## Direction 1
According to the dam displacement article, what is China's official figure for people evicted by dams between 1950 and 1989?

## Source document
%%

In April 1998, the Indian Express newspaper published a horrifying story about female infanticide and baby selling in adivasi (tribal) villages in the southern Indian state of Andhra Pradesh. The story described how abject poverty had increased the value of boys and forced the adivasis into selling or killing their girl babies. According to the newspaper, every family in 60 hamlets surveyed had at least two cases of girl deaths. Ninety percent of children being sold for adoptions in Andhra Pradesh came from these hamlets.
What is special about these hamlets? Why such a concentration of hideous poverty? Because, the Express explains, the families surveyed were "rehabilitated" in this dry and barren area after losing their ancestral lands to the huge Nagarjunasagar Dam. After 40 years of supposed rehabilitation and despite the nearby presence of the dam -- one of the country's largest irrigation and hydropower facilities -- the villages have no roads, no power supply, no water pumps or faucets.
The plight of the Nagarjunasagar dam victims is depressingly unexceptional. Around the world, from Native Americans in the Pacific Northwest, to farmers in Northeast Thailand, communities are suffering the devastating aftershocks of losing to dams their lands, homes, jobs, and life-sustaining resources like forests and fish.
The suffering of dam victims dates back mainly to the gogo years of the big dam era, the 1950s and 1960s, when mass evictions to make way for dams first began on a worldwide scale. It is impossible to state with any accuracy how many people have been forced out of their homes by the world's dams: 30 million would be the most conservative estimate, but the number could top 100 million. The official figure for the number evicted in China alone between 1950 and 1989 is 10.2 million, but Chinese dam critics claim the true number could be as high as 60 million. For India, credible estimates range between 14 and 40 million (maybe 60 per cent of whom are adivasis or Dalits ("untouchables").
The rate at which dams are being built is today far below its peak -- on average 5400 large dams were completed every year in the 1970s, compared to around 2000 dams per year in the 1990s. It is unclear, however, whether the number of people being evicted to make way for dams is declining in step, with China's huge Three Gorges Dam, currently under construction on the Yangtze River, estimated to displace perhaps 1.8 million people, more than four times more than any dam before it.

%%

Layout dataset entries
%%

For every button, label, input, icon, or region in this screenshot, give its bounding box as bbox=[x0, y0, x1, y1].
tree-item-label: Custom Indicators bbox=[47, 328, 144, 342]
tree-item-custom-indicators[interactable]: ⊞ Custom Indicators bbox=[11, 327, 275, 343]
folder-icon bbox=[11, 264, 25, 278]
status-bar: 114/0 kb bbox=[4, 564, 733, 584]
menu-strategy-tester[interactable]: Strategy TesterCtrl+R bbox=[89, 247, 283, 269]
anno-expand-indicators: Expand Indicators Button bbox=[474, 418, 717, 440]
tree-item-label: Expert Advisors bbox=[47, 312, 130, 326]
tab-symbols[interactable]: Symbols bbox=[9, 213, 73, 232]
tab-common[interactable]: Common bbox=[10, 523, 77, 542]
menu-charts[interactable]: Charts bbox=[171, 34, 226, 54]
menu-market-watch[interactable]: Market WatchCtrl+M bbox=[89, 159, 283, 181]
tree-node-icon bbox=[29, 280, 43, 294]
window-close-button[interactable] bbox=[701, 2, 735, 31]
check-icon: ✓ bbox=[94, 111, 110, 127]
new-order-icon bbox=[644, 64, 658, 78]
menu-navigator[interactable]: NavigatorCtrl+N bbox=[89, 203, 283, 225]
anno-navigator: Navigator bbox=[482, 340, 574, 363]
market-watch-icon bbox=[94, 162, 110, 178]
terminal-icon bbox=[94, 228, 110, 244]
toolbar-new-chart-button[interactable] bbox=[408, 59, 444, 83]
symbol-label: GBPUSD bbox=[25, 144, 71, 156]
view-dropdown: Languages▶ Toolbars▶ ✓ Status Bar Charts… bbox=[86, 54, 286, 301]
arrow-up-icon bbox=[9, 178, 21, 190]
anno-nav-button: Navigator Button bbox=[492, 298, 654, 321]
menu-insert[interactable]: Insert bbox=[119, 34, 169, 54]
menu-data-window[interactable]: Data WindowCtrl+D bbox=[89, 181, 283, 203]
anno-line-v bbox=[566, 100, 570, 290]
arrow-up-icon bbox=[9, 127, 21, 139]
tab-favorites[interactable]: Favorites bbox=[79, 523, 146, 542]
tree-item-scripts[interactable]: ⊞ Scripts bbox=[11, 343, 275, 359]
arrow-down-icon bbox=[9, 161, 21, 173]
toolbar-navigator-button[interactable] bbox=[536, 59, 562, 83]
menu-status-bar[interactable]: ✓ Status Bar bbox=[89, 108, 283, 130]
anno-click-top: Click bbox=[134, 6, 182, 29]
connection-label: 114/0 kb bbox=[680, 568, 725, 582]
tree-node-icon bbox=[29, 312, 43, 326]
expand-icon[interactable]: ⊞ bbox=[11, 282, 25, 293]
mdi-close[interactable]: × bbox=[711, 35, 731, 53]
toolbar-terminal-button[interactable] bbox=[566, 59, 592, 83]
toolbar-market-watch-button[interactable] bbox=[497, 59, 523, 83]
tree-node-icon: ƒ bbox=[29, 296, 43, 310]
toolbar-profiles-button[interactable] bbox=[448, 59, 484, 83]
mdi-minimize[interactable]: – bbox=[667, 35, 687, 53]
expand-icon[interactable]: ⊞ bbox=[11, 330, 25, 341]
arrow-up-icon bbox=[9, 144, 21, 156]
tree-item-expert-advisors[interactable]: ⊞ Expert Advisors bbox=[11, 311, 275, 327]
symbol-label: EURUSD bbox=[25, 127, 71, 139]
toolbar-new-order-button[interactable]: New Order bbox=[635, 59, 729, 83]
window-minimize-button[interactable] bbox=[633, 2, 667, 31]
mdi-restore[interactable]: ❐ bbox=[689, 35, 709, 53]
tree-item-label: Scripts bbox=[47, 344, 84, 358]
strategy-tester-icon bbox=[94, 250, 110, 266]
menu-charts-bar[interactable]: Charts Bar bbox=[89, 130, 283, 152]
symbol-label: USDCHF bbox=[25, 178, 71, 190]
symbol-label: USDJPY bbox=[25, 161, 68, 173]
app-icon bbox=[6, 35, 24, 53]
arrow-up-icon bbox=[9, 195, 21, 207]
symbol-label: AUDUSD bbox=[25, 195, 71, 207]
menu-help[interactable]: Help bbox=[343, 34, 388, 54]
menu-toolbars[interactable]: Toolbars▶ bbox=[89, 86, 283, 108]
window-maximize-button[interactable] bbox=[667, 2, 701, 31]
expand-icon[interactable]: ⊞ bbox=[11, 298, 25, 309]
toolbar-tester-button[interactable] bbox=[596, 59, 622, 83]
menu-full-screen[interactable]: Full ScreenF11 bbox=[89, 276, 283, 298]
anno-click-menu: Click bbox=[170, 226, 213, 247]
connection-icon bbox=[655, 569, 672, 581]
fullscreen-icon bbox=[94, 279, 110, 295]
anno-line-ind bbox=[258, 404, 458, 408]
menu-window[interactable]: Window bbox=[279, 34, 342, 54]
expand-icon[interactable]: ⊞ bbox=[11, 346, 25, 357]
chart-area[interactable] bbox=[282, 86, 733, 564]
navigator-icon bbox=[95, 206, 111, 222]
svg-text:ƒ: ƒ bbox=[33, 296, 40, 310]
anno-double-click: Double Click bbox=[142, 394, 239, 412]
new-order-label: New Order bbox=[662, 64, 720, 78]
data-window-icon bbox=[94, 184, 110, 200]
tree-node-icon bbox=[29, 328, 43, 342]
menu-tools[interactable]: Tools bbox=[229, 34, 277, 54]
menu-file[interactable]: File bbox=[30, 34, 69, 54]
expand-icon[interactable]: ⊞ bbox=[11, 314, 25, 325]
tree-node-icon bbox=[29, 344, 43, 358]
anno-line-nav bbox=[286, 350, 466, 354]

%%

## Direction 2
Copy out the rows exactly as they appear, from the first row through the line holding "terminal-icon bbox=[94, 228, 110, 244]", both ends included.

## Task answer 1
10.2 million

## Task answer 2
For every button, label, input, icon, or region in this screenshot, give its bounding box as bbox=[x0, y0, x1, y1].
tree-item-label: Custom Indicators bbox=[47, 328, 144, 342]
tree-item-custom-indicators[interactable]: ⊞ Custom Indicators bbox=[11, 327, 275, 343]
folder-icon bbox=[11, 264, 25, 278]
status-bar: 114/0 kb bbox=[4, 564, 733, 584]
menu-strategy-tester[interactable]: Strategy TesterCtrl+R bbox=[89, 247, 283, 269]
anno-expand-indicators: Expand Indicators Button bbox=[474, 418, 717, 440]
tree-item-label: Expert Advisors bbox=[47, 312, 130, 326]
tab-symbols[interactable]: Symbols bbox=[9, 213, 73, 232]
tab-common[interactable]: Common bbox=[10, 523, 77, 542]
menu-charts[interactable]: Charts bbox=[171, 34, 226, 54]
menu-market-watch[interactable]: Market WatchCtrl+M bbox=[89, 159, 283, 181]
tree-node-icon bbox=[29, 280, 43, 294]
window-close-button[interactable] bbox=[701, 2, 735, 31]
check-icon: ✓ bbox=[94, 111, 110, 127]
new-order-icon bbox=[644, 64, 658, 78]
menu-navigator[interactable]: NavigatorCtrl+N bbox=[89, 203, 283, 225]
anno-navigator: Navigator bbox=[482, 340, 574, 363]
market-watch-icon bbox=[94, 162, 110, 178]
terminal-icon bbox=[94, 228, 110, 244]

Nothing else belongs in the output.